### Record list
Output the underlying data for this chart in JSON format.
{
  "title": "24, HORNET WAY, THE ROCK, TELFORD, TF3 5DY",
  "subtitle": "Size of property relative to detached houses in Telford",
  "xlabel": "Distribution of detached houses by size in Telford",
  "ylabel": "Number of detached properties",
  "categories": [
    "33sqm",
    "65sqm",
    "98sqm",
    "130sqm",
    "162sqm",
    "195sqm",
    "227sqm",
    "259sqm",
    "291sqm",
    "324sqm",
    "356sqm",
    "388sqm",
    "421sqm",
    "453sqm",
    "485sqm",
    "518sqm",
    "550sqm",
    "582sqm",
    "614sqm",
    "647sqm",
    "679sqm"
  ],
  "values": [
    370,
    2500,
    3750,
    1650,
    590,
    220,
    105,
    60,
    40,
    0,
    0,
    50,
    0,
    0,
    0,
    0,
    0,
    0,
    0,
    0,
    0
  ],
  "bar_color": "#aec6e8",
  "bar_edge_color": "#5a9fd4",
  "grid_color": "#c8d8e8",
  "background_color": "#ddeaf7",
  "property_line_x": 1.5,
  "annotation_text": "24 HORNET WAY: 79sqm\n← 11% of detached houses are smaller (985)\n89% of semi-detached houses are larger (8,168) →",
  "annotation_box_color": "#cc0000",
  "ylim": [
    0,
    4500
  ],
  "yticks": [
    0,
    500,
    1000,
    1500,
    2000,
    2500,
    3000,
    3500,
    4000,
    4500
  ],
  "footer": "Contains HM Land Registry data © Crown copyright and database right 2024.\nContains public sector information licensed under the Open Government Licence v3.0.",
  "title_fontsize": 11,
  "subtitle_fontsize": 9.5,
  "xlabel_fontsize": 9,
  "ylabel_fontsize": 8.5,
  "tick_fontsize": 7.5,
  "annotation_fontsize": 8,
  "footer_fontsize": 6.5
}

### Directions
Retype each record exactly, leaving nothing out.

### Exercise solution
Output the underlying data for this chart in JSON format.
{
  "title": "24, HORNET WAY, THE ROCK, TELFORD, TF3 5DY",
  "subtitle": "Size of property relative to detached houses in Telford",
  "xlabel": "Distribution of detached houses by size in Telford",
  "ylabel": "Number of detached properties",
  "categories": [
    "33sqm",
    "65sqm",
    "98sqm",
    "130sqm",
    "162sqm",
    "195sqm",
    "227sqm",
    "259sqm",
    "291sqm",
    "324sqm",
    "356sqm",
    "388sqm",
    "421sqm",
    "453sqm",
    "485sqm",
    "518sqm",
    "550sqm",
    "582sqm",
    "614sqm",
    "647sqm",
    "679sqm"
  ],
  "values": [
    370,
    2500,
    3750,
    1650,
    590,
    220,
    105,
    60,
    40,
    0,
    0,
    50,
    0,
    0,
    0,
    0,
    0,
    0,
    0,
    0,
    0
  ],
  "bar_color": "#aec6e8",
  "bar_edge_color": "#5a9fd4",
  "grid_color": "#c8d8e8",
  "background_color": "#ddeaf7",
  "property_line_x": 1.5,
  "annotation_text": "24 HORNET WAY: 79sqm\n← 11% of detached houses are smaller (985)\n89% of semi-detached houses are larger (8,168) →",
  "annotation_box_color": "#cc0000",
  "ylim": [
    0,
    4500
  ],
  "yticks": [
    0,
    500,
    1000,
    1500,
    2000,
    2500,
    3000,
    3500,
    4000,
    4500
  ],
  "footer": "Contains HM Land Registry data © Crown copyright and database right 2024.\nContains public sector information licensed under the Open Government Licence v3.0.",
  "title_fontsize": 11,
  "subtitle_fontsize": 9.5,
  "xlabel_fontsize": 9,
  "ylabel_fontsize": 8.5,
  "tick_fontsize": 7.5,
  "annotation_fontsize": 8,
  "footer_fontsize": 6.5
}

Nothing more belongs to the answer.